• [Instructions to follow]:
Print all records exactly, leaving nothing out.

• [Records that describe figures]:
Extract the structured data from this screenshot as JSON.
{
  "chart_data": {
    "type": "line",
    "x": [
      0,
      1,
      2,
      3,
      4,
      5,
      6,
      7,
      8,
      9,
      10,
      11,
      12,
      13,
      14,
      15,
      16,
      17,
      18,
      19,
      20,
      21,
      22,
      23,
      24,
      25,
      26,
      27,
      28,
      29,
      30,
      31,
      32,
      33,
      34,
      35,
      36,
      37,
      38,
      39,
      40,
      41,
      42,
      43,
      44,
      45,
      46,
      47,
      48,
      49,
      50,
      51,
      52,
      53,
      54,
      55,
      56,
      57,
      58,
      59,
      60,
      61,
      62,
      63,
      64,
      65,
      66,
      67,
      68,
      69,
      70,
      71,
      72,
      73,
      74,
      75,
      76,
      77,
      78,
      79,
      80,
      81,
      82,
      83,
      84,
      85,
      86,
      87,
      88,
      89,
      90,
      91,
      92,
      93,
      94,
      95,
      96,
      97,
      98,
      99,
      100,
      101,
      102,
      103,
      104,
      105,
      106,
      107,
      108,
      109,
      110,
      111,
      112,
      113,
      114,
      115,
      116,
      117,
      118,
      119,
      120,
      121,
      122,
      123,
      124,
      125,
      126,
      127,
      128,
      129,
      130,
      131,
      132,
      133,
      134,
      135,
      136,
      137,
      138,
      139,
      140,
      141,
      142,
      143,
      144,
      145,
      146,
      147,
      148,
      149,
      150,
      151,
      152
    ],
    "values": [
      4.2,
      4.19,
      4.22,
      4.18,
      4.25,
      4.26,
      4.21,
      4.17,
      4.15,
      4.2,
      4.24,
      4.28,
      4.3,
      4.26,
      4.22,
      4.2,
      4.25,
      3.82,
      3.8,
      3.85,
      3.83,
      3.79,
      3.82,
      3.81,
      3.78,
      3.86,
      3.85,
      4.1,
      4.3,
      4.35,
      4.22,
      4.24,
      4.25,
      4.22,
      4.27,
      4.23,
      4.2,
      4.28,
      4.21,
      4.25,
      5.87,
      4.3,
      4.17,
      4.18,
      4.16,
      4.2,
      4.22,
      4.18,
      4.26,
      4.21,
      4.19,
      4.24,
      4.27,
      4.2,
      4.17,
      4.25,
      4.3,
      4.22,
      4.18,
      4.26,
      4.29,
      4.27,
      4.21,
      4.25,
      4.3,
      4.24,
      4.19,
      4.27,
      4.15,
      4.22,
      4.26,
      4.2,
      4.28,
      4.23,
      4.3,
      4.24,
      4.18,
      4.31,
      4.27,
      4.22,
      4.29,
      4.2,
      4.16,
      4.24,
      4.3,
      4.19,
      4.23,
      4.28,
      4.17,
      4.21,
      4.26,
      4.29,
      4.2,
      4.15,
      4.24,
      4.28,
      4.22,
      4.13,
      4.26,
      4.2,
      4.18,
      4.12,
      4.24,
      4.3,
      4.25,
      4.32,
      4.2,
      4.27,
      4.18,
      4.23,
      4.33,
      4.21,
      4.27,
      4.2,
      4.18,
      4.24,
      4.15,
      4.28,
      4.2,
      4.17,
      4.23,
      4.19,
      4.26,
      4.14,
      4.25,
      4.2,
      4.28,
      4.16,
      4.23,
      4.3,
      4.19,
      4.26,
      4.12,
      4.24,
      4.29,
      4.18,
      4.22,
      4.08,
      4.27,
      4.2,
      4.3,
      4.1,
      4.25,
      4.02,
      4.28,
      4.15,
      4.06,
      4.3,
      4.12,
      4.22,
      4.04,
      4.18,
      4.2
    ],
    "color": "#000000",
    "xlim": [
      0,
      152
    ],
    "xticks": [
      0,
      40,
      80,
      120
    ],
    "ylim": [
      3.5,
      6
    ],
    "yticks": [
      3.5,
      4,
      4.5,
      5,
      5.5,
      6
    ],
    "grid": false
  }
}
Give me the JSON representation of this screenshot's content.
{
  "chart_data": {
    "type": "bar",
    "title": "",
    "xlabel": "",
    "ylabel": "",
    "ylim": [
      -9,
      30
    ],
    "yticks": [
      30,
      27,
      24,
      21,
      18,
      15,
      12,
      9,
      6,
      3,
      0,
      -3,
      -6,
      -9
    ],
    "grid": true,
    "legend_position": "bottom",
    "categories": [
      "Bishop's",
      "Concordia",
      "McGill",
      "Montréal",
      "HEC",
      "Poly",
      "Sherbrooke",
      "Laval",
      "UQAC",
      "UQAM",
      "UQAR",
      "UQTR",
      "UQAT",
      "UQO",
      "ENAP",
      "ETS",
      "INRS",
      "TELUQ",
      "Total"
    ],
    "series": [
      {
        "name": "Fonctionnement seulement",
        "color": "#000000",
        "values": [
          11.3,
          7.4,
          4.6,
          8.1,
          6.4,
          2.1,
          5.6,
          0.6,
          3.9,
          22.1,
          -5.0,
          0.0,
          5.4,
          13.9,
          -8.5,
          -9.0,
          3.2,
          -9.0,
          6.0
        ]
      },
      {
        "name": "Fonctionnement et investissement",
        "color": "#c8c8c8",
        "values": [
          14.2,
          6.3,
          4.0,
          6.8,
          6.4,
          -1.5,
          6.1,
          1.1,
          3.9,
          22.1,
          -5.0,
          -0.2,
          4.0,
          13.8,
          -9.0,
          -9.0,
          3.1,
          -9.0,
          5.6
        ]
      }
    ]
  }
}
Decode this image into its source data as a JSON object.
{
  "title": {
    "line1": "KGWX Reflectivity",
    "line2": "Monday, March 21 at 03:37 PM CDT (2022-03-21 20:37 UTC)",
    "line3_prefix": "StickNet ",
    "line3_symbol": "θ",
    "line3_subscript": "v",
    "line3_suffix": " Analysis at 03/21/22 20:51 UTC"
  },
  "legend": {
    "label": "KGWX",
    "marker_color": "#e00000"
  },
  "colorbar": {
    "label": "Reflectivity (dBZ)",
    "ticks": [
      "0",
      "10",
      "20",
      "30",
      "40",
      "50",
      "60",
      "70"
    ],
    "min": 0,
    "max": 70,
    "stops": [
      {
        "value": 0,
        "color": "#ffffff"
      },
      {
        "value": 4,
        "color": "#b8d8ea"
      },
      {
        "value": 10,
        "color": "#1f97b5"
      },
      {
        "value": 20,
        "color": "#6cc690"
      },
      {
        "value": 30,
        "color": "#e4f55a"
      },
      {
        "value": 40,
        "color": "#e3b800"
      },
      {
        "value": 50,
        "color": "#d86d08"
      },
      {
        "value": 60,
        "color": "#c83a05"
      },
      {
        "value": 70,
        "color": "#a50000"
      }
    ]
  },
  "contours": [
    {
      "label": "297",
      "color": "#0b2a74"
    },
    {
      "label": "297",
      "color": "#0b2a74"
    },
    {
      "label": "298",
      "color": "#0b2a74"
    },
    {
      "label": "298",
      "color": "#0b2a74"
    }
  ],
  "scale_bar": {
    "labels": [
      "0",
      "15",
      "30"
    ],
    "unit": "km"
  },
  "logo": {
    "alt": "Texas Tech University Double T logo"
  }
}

• [Response]:
Extract the structured data from this screenshot as JSON.
{
  "chart_data": {
    "type": "line",
    "x": [
      0,
      1,
      2,
      3,
      4,
      5,
      6,
      7,
      8,
      9,
      10,
      11,
      12,
      13,
      14,
      15,
      16,
      17,
      18,
      19,
      20,
      21,
      22,
      23,
      24,
      25,
      26,
      27,
      28,
      29,
      30,
      31,
      32,
      33,
      34,
      35,
      36,
      37,
      38,
      39,
      40,
      41,
      42,
      43,
      44,
      45,
      46,
      47,
      48,
      49,
      50,
      51,
      52,
      53,
      54,
      55,
      56,
      57,
      58,
      59,
      60,
      61,
      62,
      63,
      64,
      65,
      66,
      67,
      68,
      69,
      70,
      71,
      72,
      73,
      74,
      75,
      76,
      77,
      78,
      79,
      80,
      81,
      82,
      83,
      84,
      85,
      86,
      87,
      88,
      89,
      90,
      91,
      92,
      93,
      94,
      95,
      96,
      97,
      98,
      99,
      100,
      101,
      102,
      103,
      104,
      105,
      106,
      107,
      108,
      109,
      110,
      111,
      112,
      113,
      114,
      115,
      116,
      117,
      118,
      119,
      120,
      121,
      122,
      123,
      124,
      125,
      126,
      127,
      128,
      129,
      130,
      131,
      132,
      133,
      134,
      135,
      136,
      137,
      138,
      139,
      140,
      141,
      142,
      143,
      144,
      145,
      146,
      147,
      148,
      149,
      150,
      151,
      152
    ],
    "values": [
      4.2,
      4.19,
      4.22,
      4.18,
      4.25,
      4.26,
      4.21,
      4.17,
      4.15,
      4.2,
      4.24,
      4.28,
      4.3,
      4.26,
      4.22,
      4.2,
      4.25,
      3.82,
      3.8,
      3.85,
      3.83,
      3.79,
      3.82,
      3.81,
      3.78,
      3.86,
      3.85,
      4.1,
      4.3,
      4.35,
      4.22,
      4.24,
      4.25,
      4.22,
      4.27,
      4.23,
      4.2,
      4.28,
      4.21,
      4.25,
      5.87,
      4.3,
      4.17,
      4.18,
      4.16,
      4.2,
      4.22,
      4.18,
      4.26,
      4.21,
      4.19,
      4.24,
      4.27,
      4.2,
      4.17,
      4.25,
      4.3,
      4.22,
      4.18,
      4.26,
      4.29,
      4.27,
      4.21,
      4.25,
      4.3,
      4.24,
      4.19,
      4.27,
      4.15,
      4.22,
      4.26,
      4.2,
      4.28,
      4.23,
      4.3,
      4.24,
      4.18,
      4.31,
      4.27,
      4.22,
      4.29,
      4.2,
      4.16,
      4.24,
      4.3,
      4.19,
      4.23,
      4.28,
      4.17,
      4.21,
      4.26,
      4.29,
      4.2,
      4.15,
      4.24,
      4.28,
      4.22,
      4.13,
      4.26,
      4.2,
      4.18,
      4.12,
      4.24,
      4.3,
      4.25,
      4.32,
      4.2,
      4.27,
      4.18,
      4.23,
      4.33,
      4.21,
      4.27,
      4.2,
      4.18,
      4.24,
      4.15,
      4.28,
      4.2,
      4.17,
      4.23,
      4.19,
      4.26,
      4.14,
      4.25,
      4.2,
      4.28,
      4.16,
      4.23,
      4.3,
      4.19,
      4.26,
      4.12,
      4.24,
      4.29,
      4.18,
      4.22,
      4.08,
      4.27,
      4.2,
      4.3,
      4.1,
      4.25,
      4.02,
      4.28,
      4.15,
      4.06,
      4.3,
      4.12,
      4.22,
      4.04,
      4.18,
      4.2
    ],
    "color": "#000000",
    "xlim": [
      0,
      152
    ],
    "xticks": [
      0,
      40,
      80,
      120
    ],
    "ylim": [
      3.5,
      6
    ],
    "yticks": [
      3.5,
      4,
      4.5,
      5,
      5.5,
      6
    ],
    "grid": false
  }
}
Give me the JSON representation of this screenshot's content.
{
  "chart_data": {
    "type": "bar",
    "title": "",
    "xlabel": "",
    "ylabel": "",
    "ylim": [
      -9,
      30
    ],
    "yticks": [
      30,
      27,
      24,
      21,
      18,
      15,
      12,
      9,
      6,
      3,
      0,
      -3,
      -6,
      -9
    ],
    "grid": true,
    "legend_position": "bottom",
    "categories": [
      "Bishop's",
      "Concordia",
      "McGill",
      "Montréal",
      "HEC",
      "Poly",
      "Sherbrooke",
      "Laval",
      "UQAC",
      "UQAM",
      "UQAR",
      "UQTR",
      "UQAT",
      "UQO",
      "ENAP",
      "ETS",
      "INRS",
      "TELUQ",
      "Total"
    ],
    "series": [
      {
        "name": "Fonctionnement seulement",
        "color": "#000000",
        "values": [
          11.3,
          7.4,
          4.6,
          8.1,
          6.4,
          2.1,
          5.6,
          0.6,
          3.9,
          22.1,
          -5.0,
          0.0,
          5.4,
          13.9,
          -8.5,
          -9.0,
          3.2,
          -9.0,
          6.0
        ]
      },
      {
        "name": "Fonctionnement et investissement",
        "color": "#c8c8c8",
        "values": [
          14.2,
          6.3,
          4.0,
          6.8,
          6.4,
          -1.5,
          6.1,
          1.1,
          3.9,
          22.1,
          -5.0,
          -0.2,
          4.0,
          13.8,
          -9.0,
          -9.0,
          3.1,
          -9.0,
          5.6
        ]
      }
    ]
  }
}
Decode this image into its source data as a JSON object.
{
  "title": {
    "line1": "KGWX Reflectivity",
    "line2": "Monday, March 21 at 03:37 PM CDT (2022-03-21 20:37 UTC)",
    "line3_prefix": "StickNet ",
    "line3_symbol": "θ",
    "line3_subscript": "v",
    "line3_suffix": " Analysis at 03/21/22 20:51 UTC"
  },
  "legend": {
    "label": "KGWX",
    "marker_color": "#e00000"
  },
  "colorbar": {
    "label": "Reflectivity (dBZ)",
    "ticks": [
      "0",
      "10",
      "20",
      "30",
      "40",
      "50",
      "60",
      "70"
    ],
    "min": 0,
    "max": 70,
    "stops": [
      {
        "value": 0,
        "color": "#ffffff"
      },
      {
        "value": 4,
        "color": "#b8d8ea"
      },
      {
        "value": 10,
        "color": "#1f97b5"
      },
      {
        "value": 20,
        "color": "#6cc690"
      },
      {
        "value": 30,
        "color": "#e4f55a"
      },
      {
        "value": 40,
        "color": "#e3b800"
      },
      {
        "value": 50,
        "color": "#d86d08"
      },
      {
        "value": 60,
        "color": "#c83a05"
      },
      {
        "value": 70,
        "color": "#a50000"
      }
    ]
  },
  "contours": [
    {
      "label": "297",
      "color": "#0b2a74"
    },
    {
      "label": "297",
      "color": "#0b2a74"
    },
    {
      "label": "298",
      "color": "#0b2a74"
    },
    {
      "label": "298",
      "color": "#0b2a74"
    }
  ],
  "scale_bar": {
    "labels": [
      "0",
      "15",
      "30"
    ],
    "unit": "km"
  },
  "logo": {
    "alt": "Texas Tech University Double T logo"
  }
}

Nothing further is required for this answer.